#### [Written request]
How many lines in the listing below include the word "salen"? Answer with the number and nothing else.

#### [The data]
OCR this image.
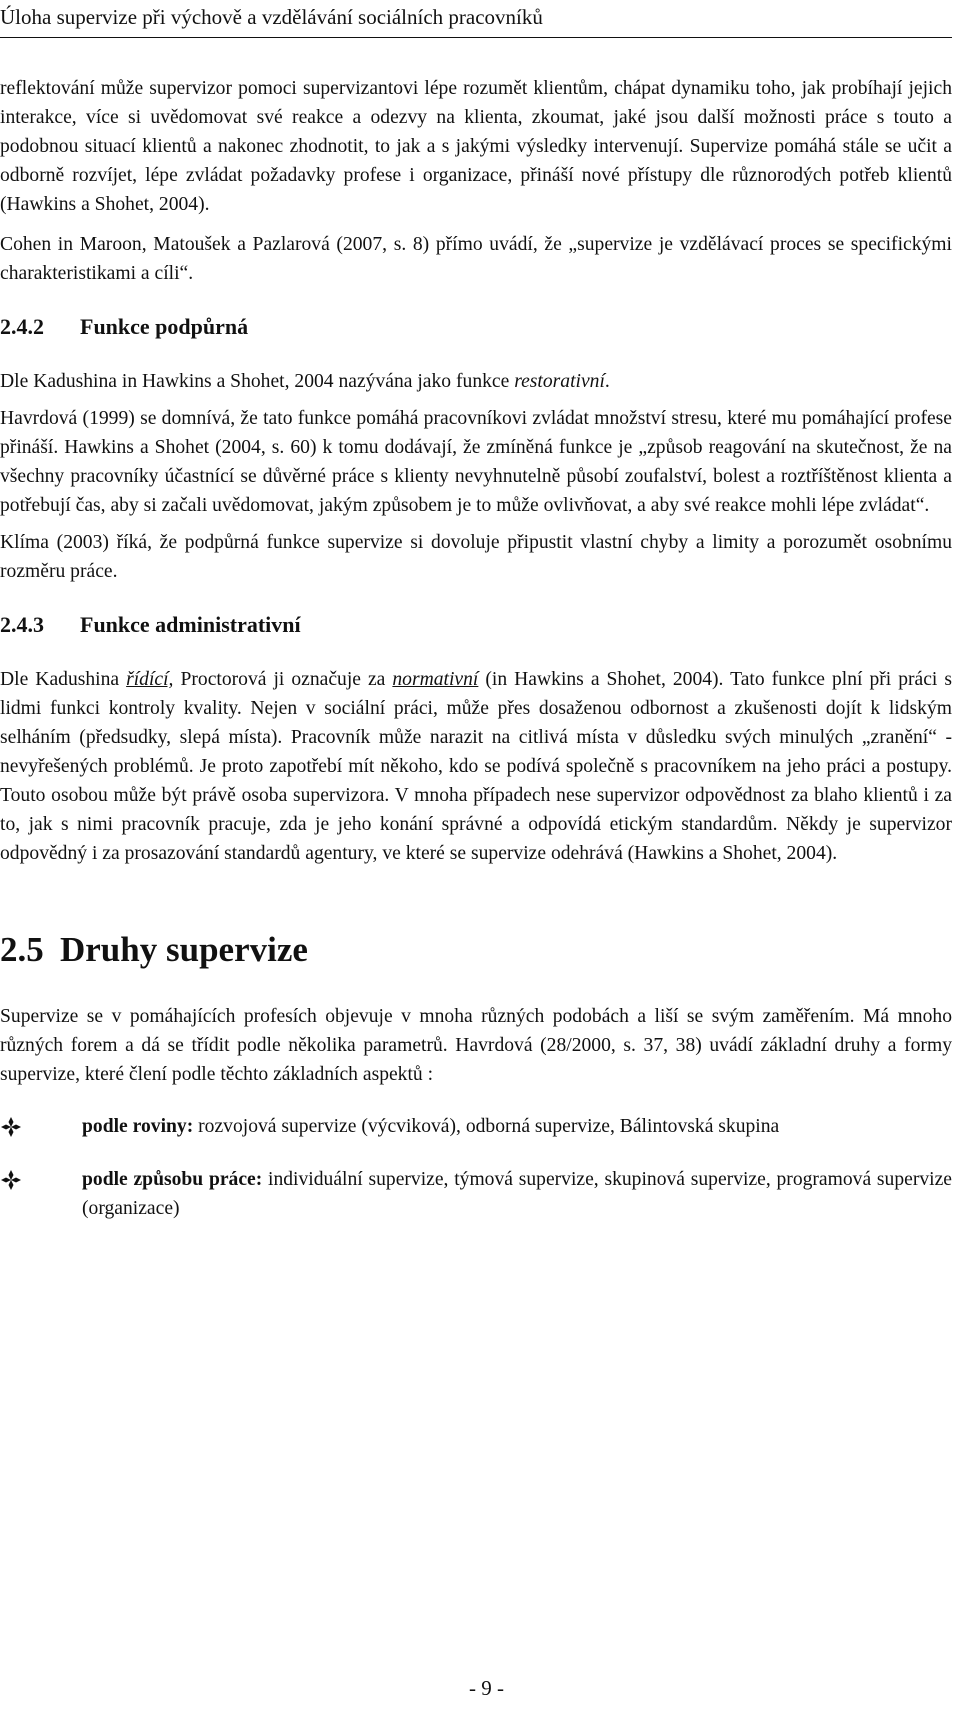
Úloha supervize při výchově a vzdělávání sociálních pracovníků

reflektování může supervizor pomoci supervizantovi lépe rozumět klientům, chápat dynamiku toho, jak probíhají jejich interakce, více si uvědomovat své reakce a odezvy na klienta, zkoumat, jaké jsou další možnosti práce s touto a podobnou situací klientů a nakonec zhodnotit, to jak a s jakými výsledky intervenují. Supervize pomáhá stále se učit a odborně rozvíjet, lépe zvládat požadavky profese i organizace, přináší nové přístupy dle různorodých potřeb klientů (Hawkins a Shohet, 2004).

Cohen in Maroon, Matoušek a Pazlarová (2007, s. 8) přímo uvádí, že „supervize je vzdělávací proces se specifickými charakteristikami a cíli“.

2.4.2 Funkce podpůrná

Dle Kadushina in Hawkins a Shohet, 2004 nazývána jako funkce restorativní.

Havrdová (1999) se domnívá, že tato funkce pomáhá pracovníkovi zvládat množství stresu, které mu pomáhající profese přináší. Hawkins a Shohet (2004, s. 60) k tomu dodávají, že zmíněná funkce je „způsob reagování na skutečnost, že na všechny pracovníky účastnící se důvěrné práce s klienty nevyhnutelně působí zoufalství, bolest a roztříštěnost klienta a potřebují čas, aby si začali uvědomovat, jakým způsobem je to může ovlivňovat, a aby své reakce mohli lépe zvládat“.

Klíma (2003) říká, že podpůrná funkce supervize si dovoluje připustit vlastní chyby a limity a porozumět osobnímu rozměru práce.

2.4.3 Funkce administrativní

Dle Kadushina řídící, Proctorová ji označuje za normativní (in Hawkins a Shohet, 2004). Tato funkce plní při práci s lidmi funkci kontroly kvality. Nejen v sociální práci, může přes dosaženou odbornost a zkušenosti dojít k lidským selháním (předsudky, slepá místa). Pracovník může narazit na citlivá místa v důsledku svých minulých „zranění“ - nevyřešených problémů. Je proto zapotřebí mít někoho, kdo se podívá společně s pracovníkem na jeho práci a postupy. Touto osobou může být právě osoba supervizora. V mnoha případech nese supervizor odpovědnost za blaho klientů i za to, jak s nimi pracovník pracuje, zda je jeho konání správné a odpovídá etickým standardům. Někdy je supervizor odpovědný i za prosazování standardů agentury, ve které se supervize odehrává (Hawkins a Shohet, 2004).

2.5 Druhy supervize

Supervize se v pomáhajících profesích objevuje v mnoha různých podobách a liší se svým zaměřením. Má mnoho různých forem a dá se třídit podle několika parametrů. Havrdová (28/2000, s. 37, 38) uvádí základní druhy a formy supervize, které člení podle těchto základních aspektů :

podle roviny: rozvojová supervize (výcviková), odborná supervize, Bálintovská skupina
podle způsobu práce: individuální supervize, týmová supervize, skupinová supervize, programová supervize (organizace)
- 9 -
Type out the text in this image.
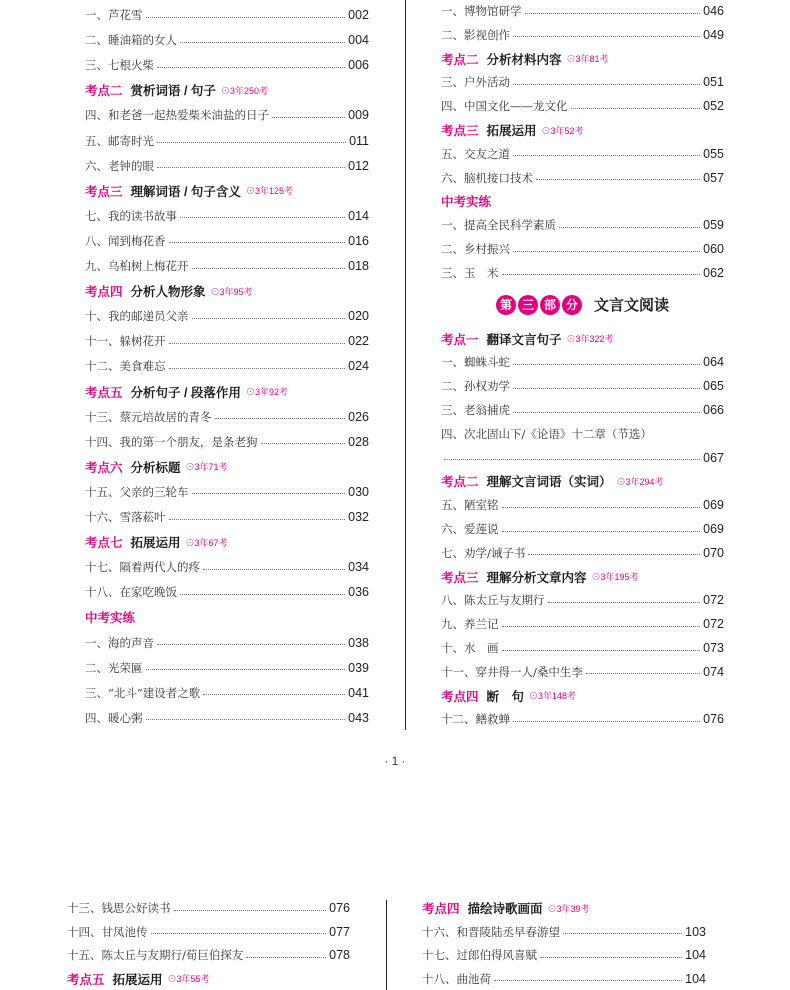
一、芦花雪	002
二、睡油箱的女人	004
三、七根火柴	006
考点二 赏析词语 / 句子 ⊙3年250考
四、和老爸一起热爱柴米油盐的日子	009
五、邮寄时光	011
六、老钟的眼	012
考点三 理解词语 / 句子含义 ⊙3年125考
七、我的读书故事	014
八、闻到梅花香	016
九、乌桕树上梅花开	018
考点四 分析人物形象 ⊙3年95考
十、我的邮递员父亲	020
十一、躲树花开	022
十二、美食难忘	024
考点五 分析句子 / 段落作用 ⊙3年92考
十三、蔡元培故居的青冬	026
十四、我的第一个朋友，是条老狗	028
考点六 分析标题 ⊙3年71考
十五、父亲的三轮车	030
十六、雪落菘叶	032
考点七 拓展运用 ⊙3年67考
十七、隔着两代人的疼	034
十八、在家吃晚饭	036
中考实练
一、海的声音	038
二、光荣匾	039
三、“北斗”建设者之歌	041
四、暖心粥	043
一、博物馆研学	046
二、影视创作	049
考点二 分析材料内容 ⊙3年81考
三、户外活动	051
四、中国文化——龙文化	052
考点三 拓展运用 ⊙3年52考
五、交友之道	055
六、脑机接口技术	057
中考实练
一、提高全民科学素质	059
二、乡村振兴	060
三、玉　米	062
第 三 部 分 文言文阅读
考点一 翻译文言句子 ⊙3年322考
一、蜘蛛斗蛇	064
二、孙权劝学	065
三、老翁捕虎	066
四、次北固山下/《论语》十二章（节选）
067
考点二 理解文言词语（实词） ⊙3年294考
五、陋室铭	069
六、爱莲说	069
七、劝学/诫子书	070
考点三 理解分析文章内容 ⊙3年195考
八、陈太丘与友期行	072
九、养兰记	072
十、水　画	073
十一、穿井得一人/桑中生李	074
考点四 断　句 ⊙3年148考
十二、鳝救蝉	076
· 1 ·
十三、钱思公好读书	076
十四、甘凤池传	077
十五、陈太丘与友期行/荀巨伯探友	078
考点五 拓展运用 ⊙3年55考
考点四 描绘诗歌画面 ⊙3年39考
十六、和晋陵陆丞早春游望	103
十七、过郎伯得风喜赋	104
十八、曲池荷	104
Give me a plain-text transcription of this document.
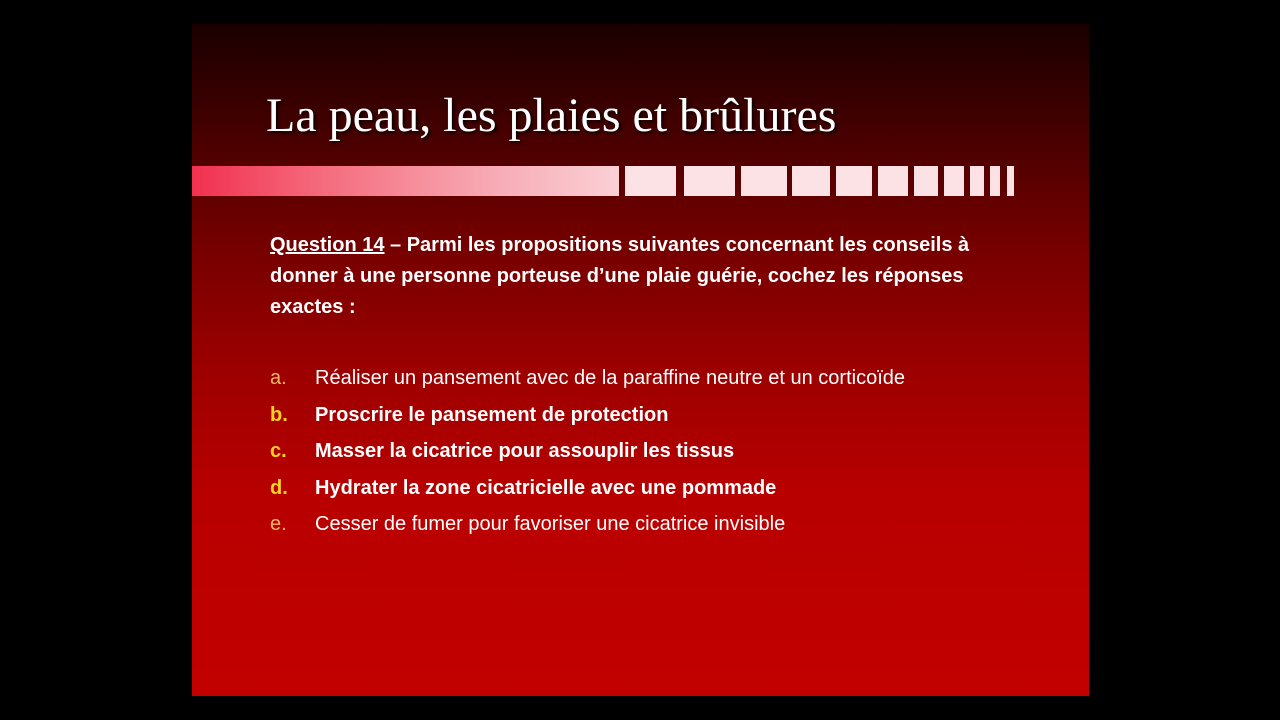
La peau, les plaies et brûlures

Question 14 – Parmi les propositions suivantes concernant les conseils à donner à une personne porteuse d’une plaie guérie, cochez les réponses exactes :

a. Réaliser un pansement avec de la paraffine neutre et un corticoïde
b. Proscrire le pansement de protection
c. Masser la cicatrice pour assouplir les tissus
d. Hydrater la zone cicatricielle avec une pommade
e. Cesser de fumer pour favoriser une cicatrice invisible
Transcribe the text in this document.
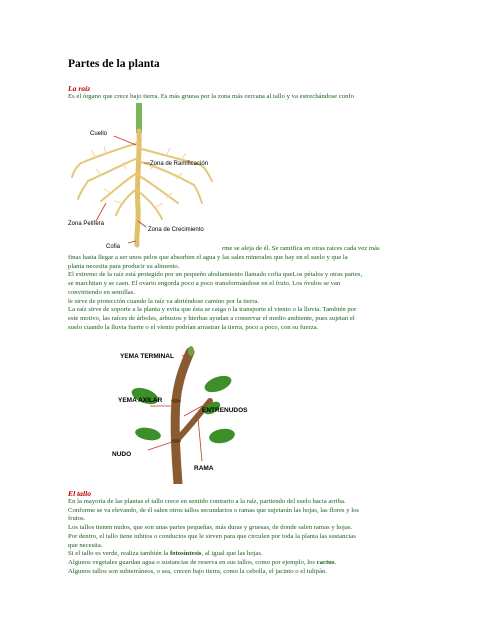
Partes de la planta
La raíz
Es el órgano que crece bajo tierra. Es más gruesa por la zona más cercana al tallo y va estrechándose confo
Cuello
Zona de Ramificación
Zona Pelífera
Zona de Crecimiento
Cofia	rme se aleja de él. Se ramifica en otras raíces cada vez más

finas hasta llegar a ser unos pelos que absorben el agua y las sales minerales que hay en el suelo y que la

planta necesita para producir su alimento.

El extremo de la raíz está protegido por un pequeño abultamiento llamado cofia queLos pétalos y otras partes,

se marchitan y se caen. El ovario engorda poco a poco transformándose en el fruto. Los óvulos se van

convirtiendo en semillas.

le sirve de protección cuando la raíz va abriéndose camino por la tierra.

La raíz sirve de soporte a la planta y evita que ésta se caiga o la transporte el viento o la lluvia. También por

este motivo, las raíces de árboles, arbustos y hierbas ayudan a conservar el medio ambiente, pues sujetan el

suelo cuando la lluvia fuerte o el viento podrían arrastrar la tierra, poco a poco, con su fuerza.

YEMA TERMINAL
YEMA AXILAR
ENTRENUDOS
NUDO
RAMA
El tallo

En la mayoría de las plantas el tallo crece en sentido contrario a la raíz, partiendo del suelo hacia arriba.

Conforme se va elevando, de él salen otros tallos secundarios o ramas que sujetarán las hojas, las flores y los

frutos.

Los tallos tienen nudos, que son unas partes pequeñas, más duras y gruesas, de donde salen ramas y hojas.

Por dentro, el tallo tiene tubitos o conductos que le sirven para que circulen por toda la planta las sustancias

que necesita.

Si el tallo es verde, realiza también la fotosíntesis, al igual que las hojas.

Algunos vegetales guardan agua o sustancias de reserva en sus tallos, como por ejemplo, los cactus.

Algunos tallos son subterráneos, o sea, crecen bajo tierra, como la cebolla, el jacinto o el tulipán.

#### [Written response]
2